**Written instruction:**
Identify each line below that contains the word "editor", and copy it out.

[Stored data]
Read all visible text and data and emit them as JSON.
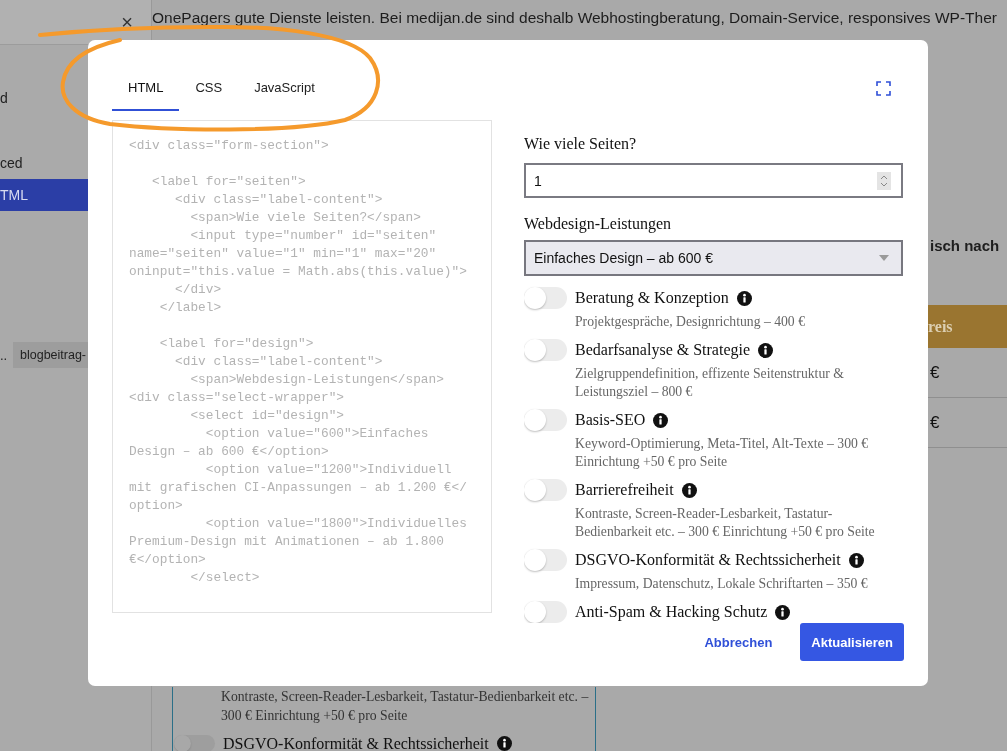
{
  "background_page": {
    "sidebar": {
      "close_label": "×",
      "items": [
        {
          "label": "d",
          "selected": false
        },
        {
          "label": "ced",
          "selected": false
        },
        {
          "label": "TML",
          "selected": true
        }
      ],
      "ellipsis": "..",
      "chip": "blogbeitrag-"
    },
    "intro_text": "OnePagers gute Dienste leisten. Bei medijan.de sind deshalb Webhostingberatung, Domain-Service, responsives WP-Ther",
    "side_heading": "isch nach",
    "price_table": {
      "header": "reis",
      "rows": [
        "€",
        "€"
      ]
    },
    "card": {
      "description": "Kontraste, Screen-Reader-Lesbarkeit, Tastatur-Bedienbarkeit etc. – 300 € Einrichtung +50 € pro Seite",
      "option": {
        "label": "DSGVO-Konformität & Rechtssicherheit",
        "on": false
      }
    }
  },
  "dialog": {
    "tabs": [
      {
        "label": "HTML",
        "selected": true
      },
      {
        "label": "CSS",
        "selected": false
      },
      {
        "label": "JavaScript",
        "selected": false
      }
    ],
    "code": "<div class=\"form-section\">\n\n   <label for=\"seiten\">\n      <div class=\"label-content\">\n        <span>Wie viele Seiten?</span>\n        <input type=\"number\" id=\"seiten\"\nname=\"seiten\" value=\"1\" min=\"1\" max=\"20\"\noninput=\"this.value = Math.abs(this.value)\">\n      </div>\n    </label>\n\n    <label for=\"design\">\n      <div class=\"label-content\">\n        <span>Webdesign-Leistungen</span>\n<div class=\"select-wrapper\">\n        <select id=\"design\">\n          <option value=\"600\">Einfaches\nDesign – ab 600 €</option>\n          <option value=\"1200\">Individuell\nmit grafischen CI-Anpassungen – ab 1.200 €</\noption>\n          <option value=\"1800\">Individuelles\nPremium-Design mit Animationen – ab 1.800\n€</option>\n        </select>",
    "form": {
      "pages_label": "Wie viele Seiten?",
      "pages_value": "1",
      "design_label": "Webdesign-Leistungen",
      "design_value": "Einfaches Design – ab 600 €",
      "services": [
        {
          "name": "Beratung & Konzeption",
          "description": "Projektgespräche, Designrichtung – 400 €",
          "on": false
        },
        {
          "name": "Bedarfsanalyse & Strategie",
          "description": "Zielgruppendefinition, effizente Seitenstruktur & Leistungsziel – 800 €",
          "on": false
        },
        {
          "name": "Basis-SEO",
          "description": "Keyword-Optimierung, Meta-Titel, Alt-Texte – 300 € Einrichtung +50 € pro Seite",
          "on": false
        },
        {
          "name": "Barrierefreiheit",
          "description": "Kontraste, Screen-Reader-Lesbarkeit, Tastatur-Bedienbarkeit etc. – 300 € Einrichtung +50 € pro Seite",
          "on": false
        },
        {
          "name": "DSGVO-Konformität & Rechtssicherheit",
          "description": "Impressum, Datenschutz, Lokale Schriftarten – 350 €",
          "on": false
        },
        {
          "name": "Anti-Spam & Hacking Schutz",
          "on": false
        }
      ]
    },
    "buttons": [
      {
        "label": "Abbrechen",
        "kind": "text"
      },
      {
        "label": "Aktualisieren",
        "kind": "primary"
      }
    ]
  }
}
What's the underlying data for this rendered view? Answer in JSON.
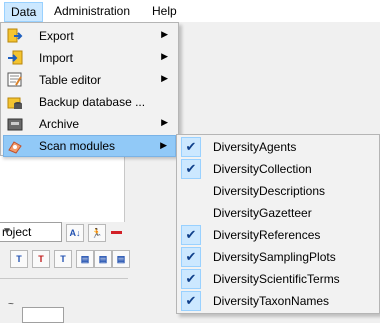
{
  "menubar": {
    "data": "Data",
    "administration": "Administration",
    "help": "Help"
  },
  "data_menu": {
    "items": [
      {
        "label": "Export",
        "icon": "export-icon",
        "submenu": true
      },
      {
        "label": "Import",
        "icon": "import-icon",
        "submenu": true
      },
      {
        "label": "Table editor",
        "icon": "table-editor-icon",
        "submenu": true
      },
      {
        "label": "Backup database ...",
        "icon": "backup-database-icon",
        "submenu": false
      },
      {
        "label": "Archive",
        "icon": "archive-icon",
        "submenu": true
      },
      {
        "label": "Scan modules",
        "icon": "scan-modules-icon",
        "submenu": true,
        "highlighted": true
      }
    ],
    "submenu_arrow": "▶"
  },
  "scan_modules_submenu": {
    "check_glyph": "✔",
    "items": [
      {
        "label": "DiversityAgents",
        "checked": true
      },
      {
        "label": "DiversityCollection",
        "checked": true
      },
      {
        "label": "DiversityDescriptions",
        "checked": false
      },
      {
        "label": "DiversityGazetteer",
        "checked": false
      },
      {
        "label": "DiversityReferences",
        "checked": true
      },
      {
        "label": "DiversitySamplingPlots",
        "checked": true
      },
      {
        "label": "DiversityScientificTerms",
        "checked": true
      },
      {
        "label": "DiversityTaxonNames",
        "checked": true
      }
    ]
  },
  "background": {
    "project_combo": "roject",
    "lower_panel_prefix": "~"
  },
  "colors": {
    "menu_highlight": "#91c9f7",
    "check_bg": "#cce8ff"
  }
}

**Solution to the problem:**
        "label": "Table editor",
        "icon": "table-editor-icon",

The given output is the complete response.